Check each line of the listing below for the string "Annual", and copy the ones that have it.

— BEGIN —

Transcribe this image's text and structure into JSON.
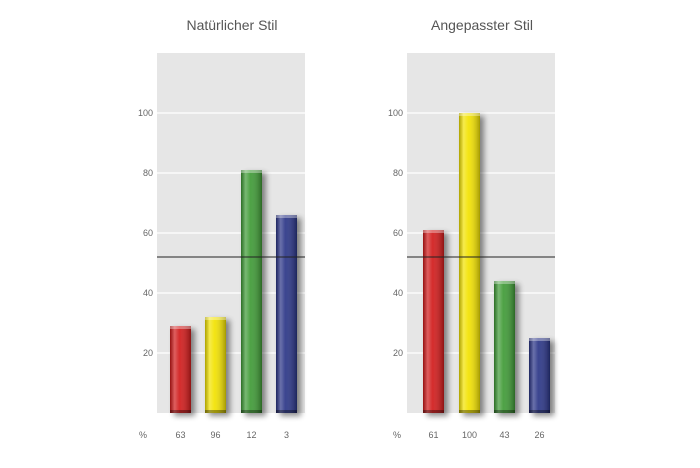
{
  "chart_data": [
    {
      "type": "bar",
      "title": "Natürlicher Stil",
      "ylim": [
        0,
        120
      ],
      "yticks": [
        20,
        40,
        60,
        80,
        100
      ],
      "reference_line": 52,
      "values": [
        29,
        32,
        81,
        66
      ],
      "colors": [
        "#d11a1a",
        "#f2e200",
        "#3f9a35",
        "#2a3486"
      ],
      "footer_unit": "%",
      "footer_labels": [
        "63",
        "96",
        "12",
        "3"
      ],
      "grid": true
    },
    {
      "type": "bar",
      "title": "Angepasster Stil",
      "ylim": [
        0,
        120
      ],
      "yticks": [
        20,
        40,
        60,
        80,
        100
      ],
      "reference_line": 52,
      "values": [
        61,
        100,
        44,
        25
      ],
      "colors": [
        "#d11a1a",
        "#f2e200",
        "#3f9a35",
        "#2a3486"
      ],
      "footer_unit": "%",
      "footer_labels": [
        "61",
        "100",
        "43",
        "26"
      ],
      "grid": true
    }
  ]
}
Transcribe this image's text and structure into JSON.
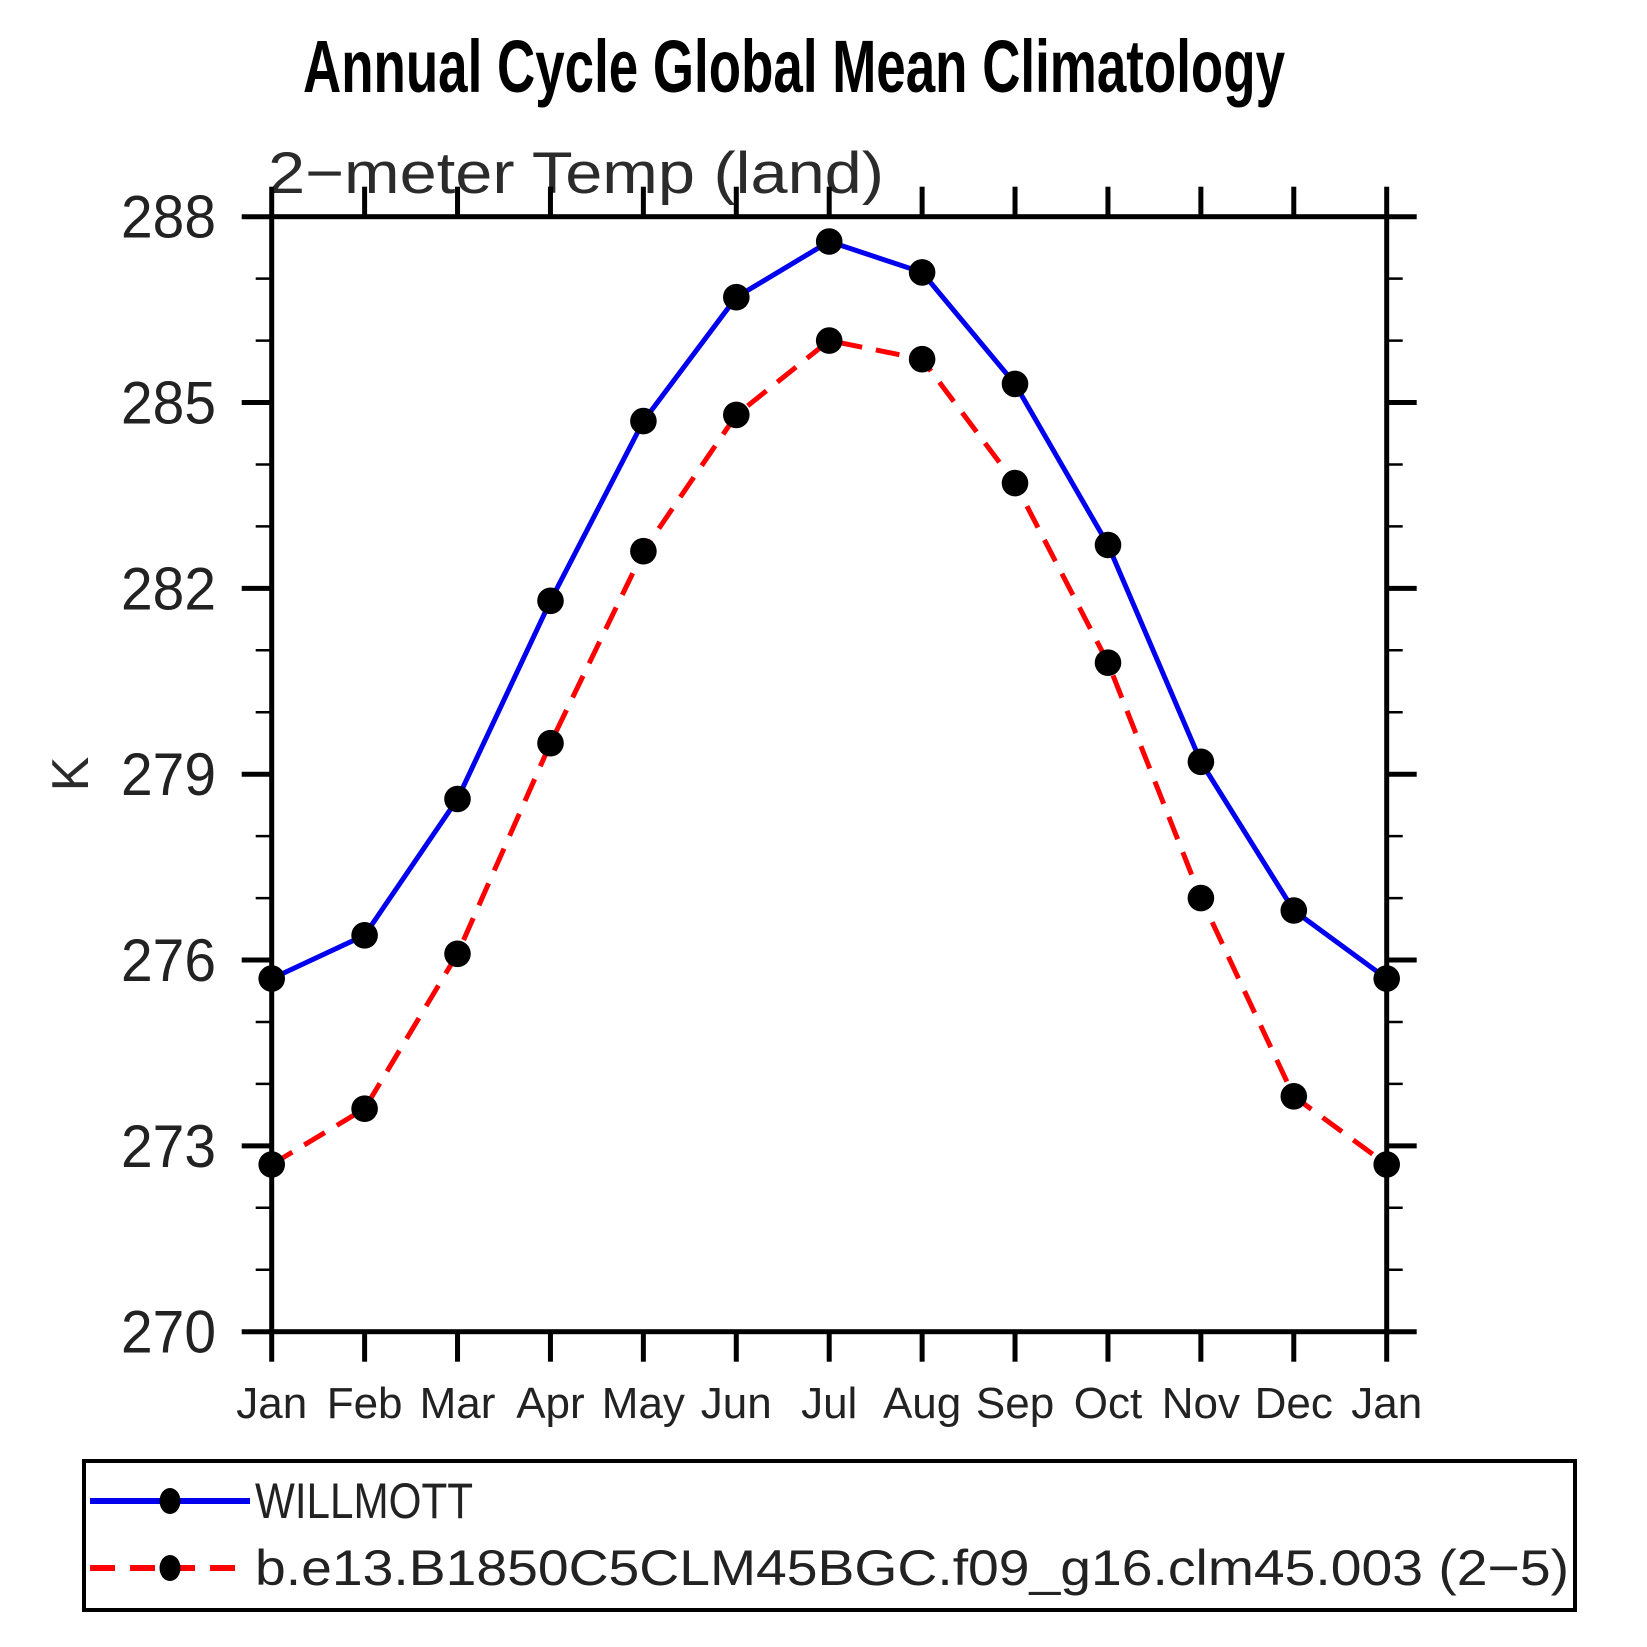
{
  "title": "Annual Cycle Global Mean Climatology",
  "subtitle": "2−meter Temp (land)",
  "yaxis": {
    "label": "K",
    "tick_labels": [
      "288",
      "285",
      "282",
      "279",
      "276",
      "273",
      "270"
    ]
  },
  "xaxis": {
    "months": [
      "Jan",
      "Feb",
      "Mar",
      "Apr",
      "May",
      "Jun",
      "Jul",
      "Aug",
      "Sep",
      "Oct",
      "Nov",
      "Dec",
      "Jan"
    ]
  },
  "legend": {
    "items": [
      {
        "label": "WILLMOTT",
        "color": "#0000ee",
        "style": "solid"
      },
      {
        "label": "b.e13.B1850C5CLM45BGC.f09_g16.clm45.003 (2−5)",
        "color": "#ff0000",
        "style": "dashed"
      }
    ]
  },
  "chart_data": {
    "type": "line",
    "title": "Annual Cycle Global Mean Climatology",
    "subtitle": "2-meter Temp (land)",
    "categories": [
      "Jan",
      "Feb",
      "Mar",
      "Apr",
      "May",
      "Jun",
      "Jul",
      "Aug",
      "Sep",
      "Oct",
      "Nov",
      "Dec",
      "Jan"
    ],
    "series": [
      {
        "name": "WILLMOTT",
        "color": "#0000ee",
        "line_style": "solid",
        "marker": "circle",
        "values": [
          275.7,
          276.4,
          278.6,
          281.8,
          284.7,
          286.7,
          287.6,
          287.1,
          285.3,
          282.7,
          279.2,
          276.8,
          275.7
        ]
      },
      {
        "name": "b.e13.B1850C5CLM45BGC.f09_g16.clm45.003 (2-5)",
        "color": "#ff0000",
        "line_style": "dashed",
        "marker": "circle",
        "values": [
          272.7,
          273.6,
          276.1,
          279.5,
          282.6,
          284.8,
          286.0,
          285.7,
          283.7,
          280.8,
          277.0,
          273.8,
          272.7
        ]
      }
    ],
    "xlabel": "",
    "ylabel": "K",
    "ylim": [
      270,
      288
    ],
    "ytick_major": 3,
    "ytick_minor": 1,
    "grid": false,
    "legend_position": "bottom",
    "marker_color": "#000000"
  }
}
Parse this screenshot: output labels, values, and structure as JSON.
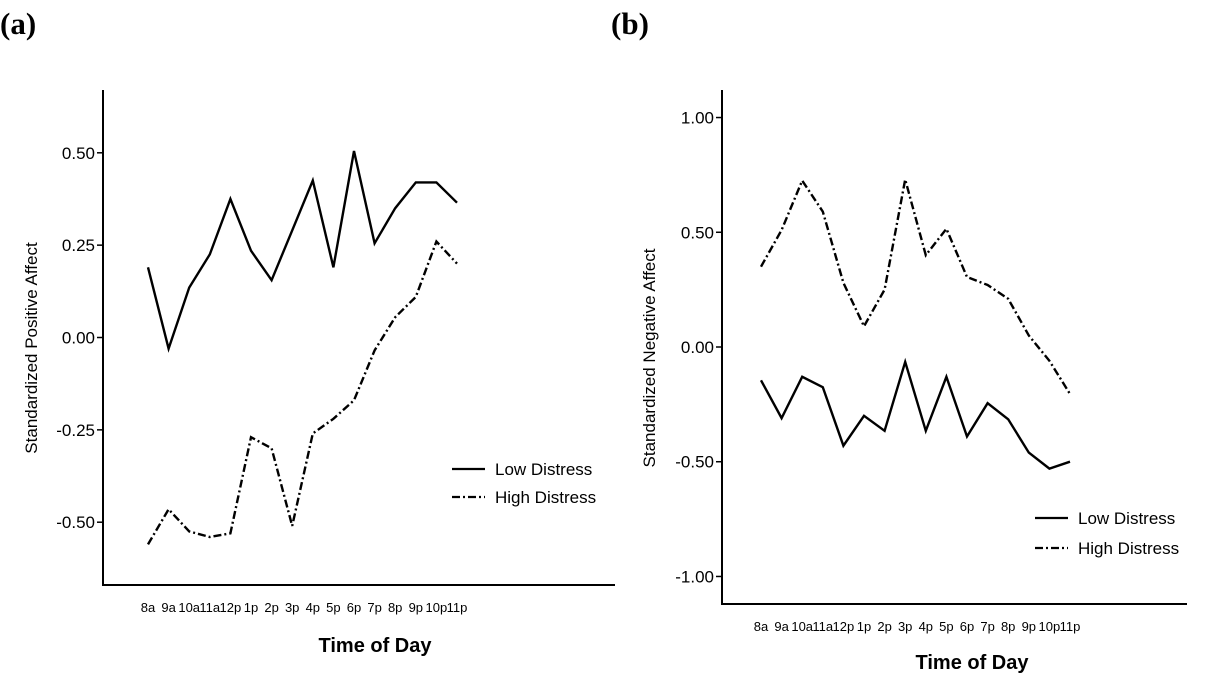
{
  "chart_data": [
    {
      "type": "line",
      "panel_label": "(a)",
      "title": "",
      "xlabel": "Time of Day",
      "ylabel": "Standardized Positive Affect",
      "categories": [
        "8a",
        "9a",
        "10a",
        "11a",
        "12p",
        "1p",
        "2p",
        "3p",
        "4p",
        "5p",
        "6p",
        "7p",
        "8p",
        "9p",
        "10p",
        "11p"
      ],
      "ylim": [
        -0.67,
        0.67
      ],
      "yticks": [
        0.5,
        0.25,
        0.0,
        -0.25,
        -0.5
      ],
      "ytick_labels": [
        "0.50",
        "0.25",
        "0.00",
        "-0.25",
        "-0.50"
      ],
      "grid": false,
      "legend": {
        "placement": "bottom-right",
        "entries": [
          "Low Distress",
          "High Distress"
        ]
      },
      "series": [
        {
          "name": "Low Distress",
          "style": "solid",
          "values": [
            0.19,
            -0.03,
            0.135,
            0.225,
            0.375,
            0.235,
            0.155,
            0.29,
            0.425,
            0.19,
            0.505,
            0.255,
            0.35,
            0.42,
            0.42,
            0.365
          ]
        },
        {
          "name": "High Distress",
          "style": "dash-dot",
          "values": [
            -0.56,
            -0.465,
            -0.525,
            -0.54,
            -0.53,
            -0.27,
            -0.3,
            -0.51,
            -0.26,
            -0.22,
            -0.17,
            -0.035,
            0.055,
            0.11,
            0.26,
            0.2
          ]
        }
      ]
    },
    {
      "type": "line",
      "panel_label": "(b)",
      "title": "",
      "xlabel": "Time of Day",
      "ylabel": "Standardized Negative Affect",
      "categories": [
        "8a",
        "9a",
        "10a",
        "11a",
        "12p",
        "1p",
        "2p",
        "3p",
        "4p",
        "5p",
        "6p",
        "7p",
        "8p",
        "9p",
        "10p",
        "11p"
      ],
      "ylim": [
        -1.12,
        1.12
      ],
      "yticks": [
        1.0,
        0.5,
        0.0,
        -0.5,
        -1.0
      ],
      "ytick_labels": [
        "1.00",
        "0.50",
        "0.00",
        "-0.50",
        "-1.00"
      ],
      "grid": false,
      "legend": {
        "placement": "bottom-right",
        "entries": [
          "Low Distress",
          "High Distress"
        ]
      },
      "series": [
        {
          "name": "Low Distress",
          "style": "solid",
          "values": [
            -0.145,
            -0.31,
            -0.13,
            -0.175,
            -0.43,
            -0.3,
            -0.365,
            -0.065,
            -0.365,
            -0.13,
            -0.39,
            -0.245,
            -0.315,
            -0.46,
            -0.53,
            -0.5
          ]
        },
        {
          "name": "High Distress",
          "style": "dash-dot",
          "values": [
            0.35,
            0.51,
            0.725,
            0.59,
            0.28,
            0.09,
            0.25,
            0.73,
            0.4,
            0.515,
            0.305,
            0.27,
            0.21,
            0.05,
            -0.06,
            -0.205
          ]
        }
      ]
    }
  ]
}
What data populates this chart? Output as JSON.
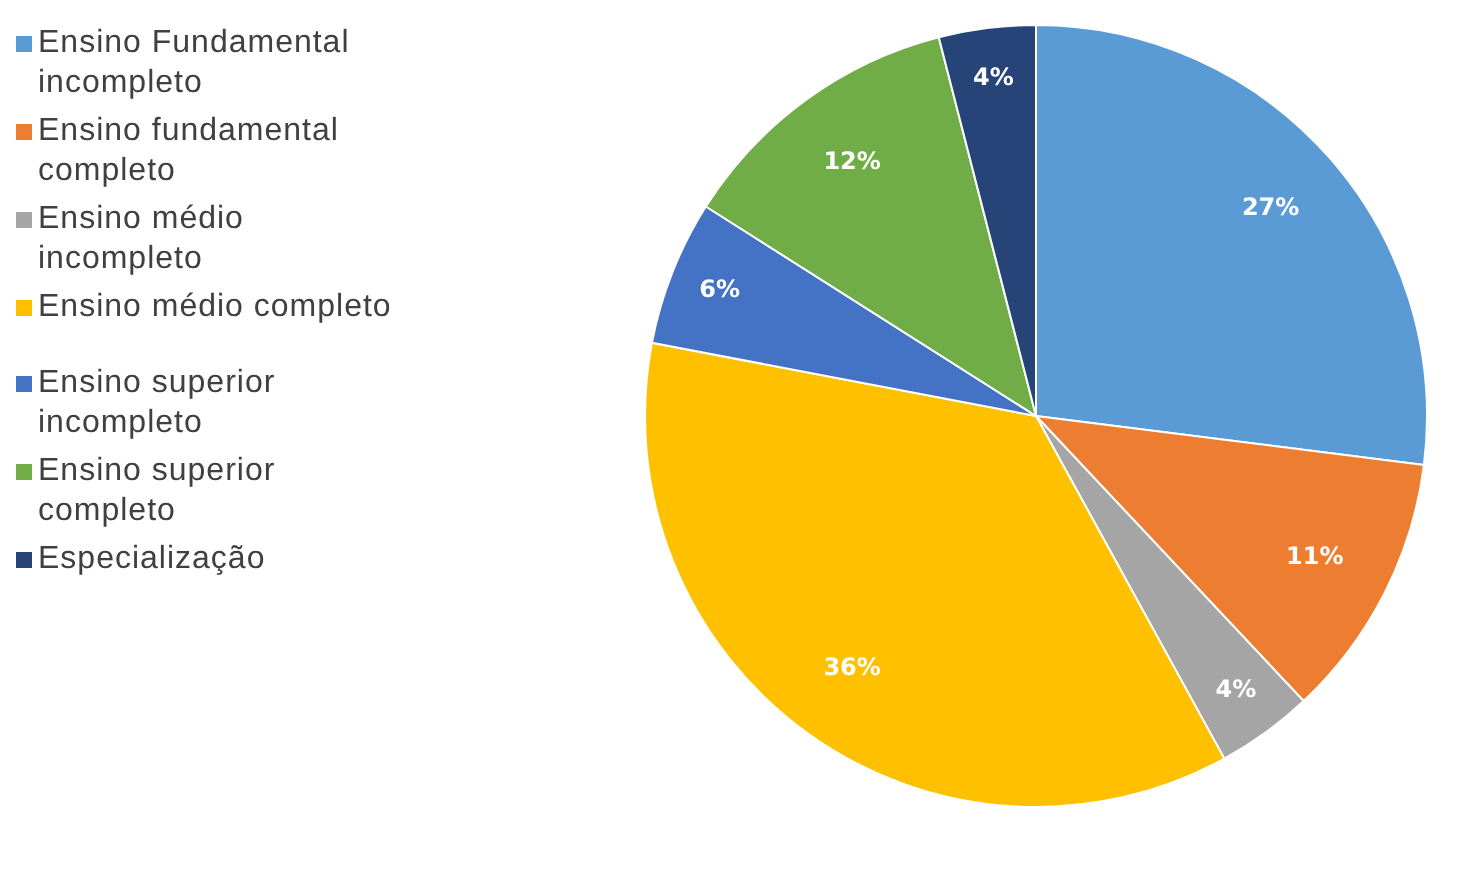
{
  "chart_data": {
    "type": "pie",
    "categories": [
      "Ensino Fundamental incompleto",
      "Ensino fundamental completo",
      "Ensino médio incompleto",
      "Ensino médio completo",
      "Ensino superior incompleto",
      "Ensino superior completo",
      "Especialização"
    ],
    "values": [
      27,
      11,
      4,
      36,
      6,
      12,
      4
    ],
    "value_labels": [
      "27%",
      "11%",
      "4%",
      "36%",
      "6%",
      "12%",
      "4%"
    ],
    "colors": [
      "#5b9bd5",
      "#ed7d31",
      "#a5a5a5",
      "#ffc000",
      "#4472c4",
      "#70ad47",
      "#264478"
    ],
    "legend": "left"
  }
}
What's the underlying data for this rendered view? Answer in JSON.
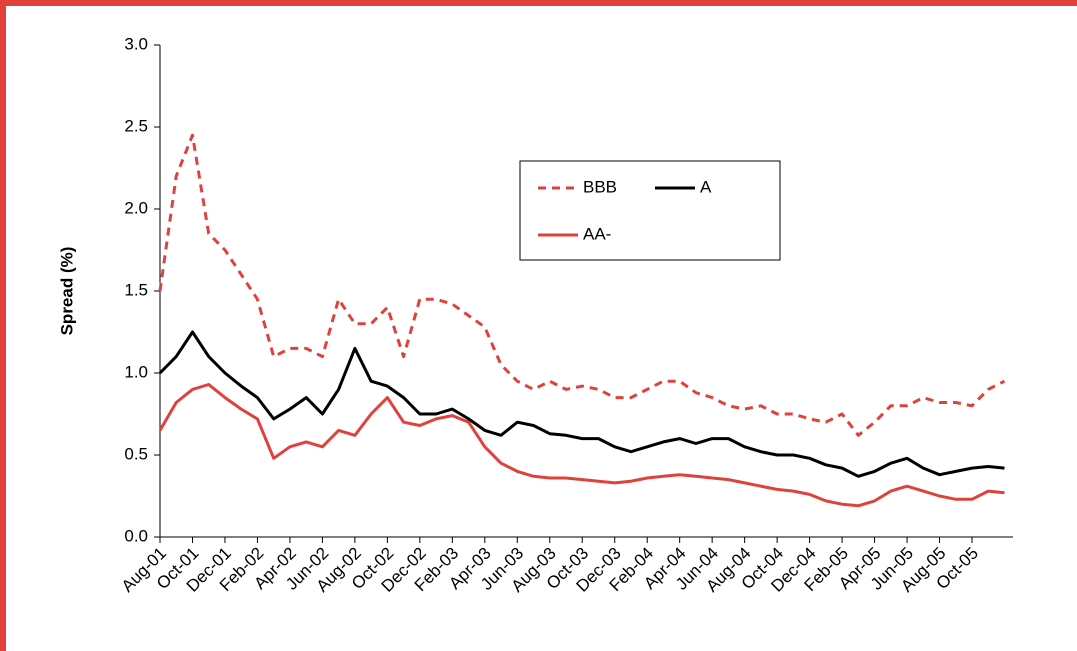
{
  "chart_data": {
    "type": "line",
    "y_label": "Spread (%)",
    "categories": [
      "Aug-01",
      null,
      "Oct-01",
      null,
      "Dec-01",
      null,
      "Feb-02",
      null,
      "Apr-02",
      null,
      "Jun-02",
      null,
      "Aug-02",
      null,
      "Oct-02",
      null,
      "Dec-02",
      null,
      "Feb-03",
      null,
      "Apr-03",
      null,
      "Jun-03",
      null,
      "Aug-03",
      null,
      "Oct-03",
      null,
      "Dec-03",
      null,
      "Feb-04",
      null,
      "Apr-04",
      null,
      "Jun-04",
      null,
      "Aug-04",
      null,
      "Oct-04",
      null,
      "Dec-04",
      null,
      "Feb-05",
      null,
      "Apr-05",
      null,
      "Jun-05",
      null,
      "Aug-05",
      null,
      "Oct-05",
      null,
      null
    ],
    "series": [
      {
        "name": "BBB",
        "color": "#e0413a",
        "style": "dashed",
        "values": [
          1.5,
          2.2,
          2.45,
          1.85,
          1.75,
          1.6,
          1.45,
          1.1,
          1.15,
          1.15,
          1.1,
          1.45,
          1.3,
          1.3,
          1.4,
          1.1,
          1.45,
          1.45,
          1.42,
          1.35,
          1.28,
          1.05,
          0.95,
          0.9,
          0.95,
          0.9,
          0.92,
          0.9,
          0.85,
          0.85,
          0.9,
          0.95,
          0.95,
          0.88,
          0.85,
          0.8,
          0.78,
          0.8,
          0.75,
          0.75,
          0.72,
          0.7,
          0.75,
          0.62,
          0.7,
          0.8,
          0.8,
          0.85,
          0.82,
          0.82,
          0.8,
          0.9,
          0.95
        ]
      },
      {
        "name": "A",
        "color": "#000000",
        "style": "solid",
        "values": [
          1.0,
          1.1,
          1.25,
          1.1,
          1.0,
          0.92,
          0.85,
          0.72,
          0.78,
          0.85,
          0.75,
          0.9,
          1.15,
          0.95,
          0.92,
          0.85,
          0.75,
          0.75,
          0.78,
          0.72,
          0.65,
          0.62,
          0.7,
          0.68,
          0.63,
          0.62,
          0.6,
          0.6,
          0.55,
          0.52,
          0.55,
          0.58,
          0.6,
          0.57,
          0.6,
          0.6,
          0.55,
          0.52,
          0.5,
          0.5,
          0.48,
          0.44,
          0.42,
          0.37,
          0.4,
          0.45,
          0.48,
          0.42,
          0.38,
          0.4,
          0.42,
          0.43,
          0.42
        ]
      },
      {
        "name": "AA-",
        "color": "#e0413a",
        "style": "solid",
        "values": [
          0.65,
          0.82,
          0.9,
          0.93,
          0.85,
          0.78,
          0.72,
          0.48,
          0.55,
          0.58,
          0.55,
          0.65,
          0.62,
          0.75,
          0.85,
          0.7,
          0.68,
          0.72,
          0.74,
          0.7,
          0.55,
          0.45,
          0.4,
          0.37,
          0.36,
          0.36,
          0.35,
          0.34,
          0.33,
          0.34,
          0.36,
          0.37,
          0.38,
          0.37,
          0.36,
          0.35,
          0.33,
          0.31,
          0.29,
          0.28,
          0.26,
          0.22,
          0.2,
          0.19,
          0.22,
          0.28,
          0.31,
          0.28,
          0.25,
          0.23,
          0.23,
          0.28,
          0.27
        ]
      }
    ],
    "ylim": [
      0,
      3
    ],
    "yticks": [
      {
        "value": 0,
        "label": "0.0"
      },
      0.5,
      {
        "value": 1,
        "label": "1.0"
      },
      1.5,
      {
        "value": 2,
        "label": "2.0"
      },
      2.5,
      {
        "value": 3,
        "label": "3.0"
      }
    ]
  }
}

— END —

● **Response to the task**:
  "title": "Annual Cycle Global Mean Climatology",
    "title": "Annual Cycle Global Mean Climatology",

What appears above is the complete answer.